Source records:
╔══

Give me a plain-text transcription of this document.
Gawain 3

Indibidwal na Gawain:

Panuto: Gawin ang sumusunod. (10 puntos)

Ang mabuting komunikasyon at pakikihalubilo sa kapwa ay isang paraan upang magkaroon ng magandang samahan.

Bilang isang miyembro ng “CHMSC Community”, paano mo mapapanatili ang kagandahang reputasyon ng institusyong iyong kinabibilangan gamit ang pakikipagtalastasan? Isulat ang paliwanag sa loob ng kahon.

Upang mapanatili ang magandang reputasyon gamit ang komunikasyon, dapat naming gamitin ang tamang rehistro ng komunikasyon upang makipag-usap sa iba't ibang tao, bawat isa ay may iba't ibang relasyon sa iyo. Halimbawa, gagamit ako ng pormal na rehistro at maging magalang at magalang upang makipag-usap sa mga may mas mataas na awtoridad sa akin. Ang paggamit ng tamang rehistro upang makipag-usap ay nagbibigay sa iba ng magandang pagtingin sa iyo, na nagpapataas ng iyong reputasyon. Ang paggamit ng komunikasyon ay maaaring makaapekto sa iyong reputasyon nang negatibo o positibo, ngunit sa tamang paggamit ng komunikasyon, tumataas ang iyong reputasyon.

╚══

What you will do =>
The entries above must be returned in full, exactly as shown.

Right answer =>
Give me a plain-text transcription of this document.
Gawain 3

Indibidwal na Gawain:

Panuto: Gawin ang sumusunod. (10 puntos)

Ang mabuting komunikasyon at pakikihalubilo sa kapwa ay isang paraan upang magkaroon ng magandang samahan.

Bilang isang miyembro ng “CHMSC Community”, paano mo mapapanatili ang kagandahang reputasyon ng institusyong iyong kinabibilangan gamit ang pakikipagtalastasan? Isulat ang paliwanag sa loob ng kahon.

Upang mapanatili ang magandang reputasyon gamit ang komunikasyon, dapat naming gamitin ang tamang rehistro ng komunikasyon upang makipag-usap sa iba't ibang tao, bawat isa ay may iba't ibang relasyon sa iyo. Halimbawa, gagamit ako ng pormal na rehistro at maging magalang at magalang upang makipag-usap sa mga may mas mataas na awtoridad sa akin. Ang paggamit ng tamang rehistro upang makipag-usap ay nagbibigay sa iba ng magandang pagtingin sa iyo, na nagpapataas ng iyong reputasyon. Ang paggamit ng komunikasyon ay maaaring makaapekto sa iyong reputasyon nang negatibo o positibo, ngunit sa tamang paggamit ng komunikasyon, tumataas ang iyong reputasyon.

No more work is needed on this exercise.